Prompt ::
Below are some records; return each one exactly.

Records supplied ::
=====

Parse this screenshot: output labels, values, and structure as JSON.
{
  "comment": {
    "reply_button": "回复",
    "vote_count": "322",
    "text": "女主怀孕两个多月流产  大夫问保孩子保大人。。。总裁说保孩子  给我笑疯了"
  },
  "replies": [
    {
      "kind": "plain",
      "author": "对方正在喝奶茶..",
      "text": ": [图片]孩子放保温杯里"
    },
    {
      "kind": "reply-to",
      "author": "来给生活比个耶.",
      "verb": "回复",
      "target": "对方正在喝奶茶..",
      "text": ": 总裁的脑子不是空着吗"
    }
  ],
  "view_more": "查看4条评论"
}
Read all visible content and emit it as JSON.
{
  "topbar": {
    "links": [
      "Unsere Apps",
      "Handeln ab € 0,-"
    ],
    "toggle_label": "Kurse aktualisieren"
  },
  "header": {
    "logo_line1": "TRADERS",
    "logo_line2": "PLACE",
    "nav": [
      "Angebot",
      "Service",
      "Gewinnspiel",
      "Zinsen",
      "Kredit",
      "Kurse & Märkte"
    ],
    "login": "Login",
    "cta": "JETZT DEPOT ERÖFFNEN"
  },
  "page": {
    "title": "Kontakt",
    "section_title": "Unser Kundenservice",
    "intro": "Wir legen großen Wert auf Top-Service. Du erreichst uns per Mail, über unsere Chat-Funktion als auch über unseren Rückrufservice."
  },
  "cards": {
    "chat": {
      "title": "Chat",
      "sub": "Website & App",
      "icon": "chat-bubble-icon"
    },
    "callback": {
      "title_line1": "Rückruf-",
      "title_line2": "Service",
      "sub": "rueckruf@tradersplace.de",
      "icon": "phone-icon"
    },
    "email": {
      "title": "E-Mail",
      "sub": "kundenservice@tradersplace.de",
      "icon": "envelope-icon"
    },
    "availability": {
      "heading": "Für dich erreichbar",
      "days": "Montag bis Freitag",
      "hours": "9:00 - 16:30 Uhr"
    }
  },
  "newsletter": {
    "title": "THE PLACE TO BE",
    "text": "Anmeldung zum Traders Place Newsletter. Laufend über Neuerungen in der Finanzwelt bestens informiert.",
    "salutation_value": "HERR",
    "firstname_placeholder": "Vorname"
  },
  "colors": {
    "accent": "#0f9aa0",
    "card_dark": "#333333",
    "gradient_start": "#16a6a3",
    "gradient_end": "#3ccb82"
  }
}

=====

Written solution ::
Parse this screenshot: output labels, values, and structure as JSON.
{
  "comment": {
    "reply_button": "回复",
    "vote_count": "322",
    "text": "女主怀孕两个多月流产  大夫问保孩子保大人。。。总裁说保孩子  给我笑疯了"
  },
  "replies": [
    {
      "kind": "plain",
      "author": "对方正在喝奶茶..",
      "text": ": [图片]孩子放保温杯里"
    },
    {
      "kind": "reply-to",
      "author": "来给生活比个耶.",
      "verb": "回复",
      "target": "对方正在喝奶茶..",
      "text": ": 总裁的脑子不是空着吗"
    }
  ],
  "view_more": "查看4条评论"
}
Read all visible content and emit it as JSON.
{
  "topbar": {
    "links": [
      "Unsere Apps",
      "Handeln ab € 0,-"
    ],
    "toggle_label": "Kurse aktualisieren"
  },
  "header": {
    "logo_line1": "TRADERS",
    "logo_line2": "PLACE",
    "nav": [
      "Angebot",
      "Service",
      "Gewinnspiel",
      "Zinsen",
      "Kredit",
      "Kurse & Märkte"
    ],
    "login": "Login",
    "cta": "JETZT DEPOT ERÖFFNEN"
  },
  "page": {
    "title": "Kontakt",
    "section_title": "Unser Kundenservice",
    "intro": "Wir legen großen Wert auf Top-Service. Du erreichst uns per Mail, über unsere Chat-Funktion als auch über unseren Rückrufservice."
  },
  "cards": {
    "chat": {
      "title": "Chat",
      "sub": "Website & App",
      "icon": "chat-bubble-icon"
    },
    "callback": {
      "title_line1": "Rückruf-",
      "title_line2": "Service",
      "sub": "rueckruf@tradersplace.de",
      "icon": "phone-icon"
    },
    "email": {
      "title": "E-Mail",
      "sub": "kundenservice@tradersplace.de",
      "icon": "envelope-icon"
    },
    "availability": {
      "heading": "Für dich erreichbar",
      "days": "Montag bis Freitag",
      "hours": "9:00 - 16:30 Uhr"
    }
  },
  "newsletter": {
    "title": "THE PLACE TO BE",
    "text": "Anmeldung zum Traders Place Newsletter. Laufend über Neuerungen in der Finanzwelt bestens informiert.",
    "salutation_value": "HERR",
    "firstname_placeholder": "Vorname"
  },
  "colors": {
    "accent": "#0f9aa0",
    "card_dark": "#333333",
    "gradient_start": "#16a6a3",
    "gradient_end": "#3ccb82"
  }
}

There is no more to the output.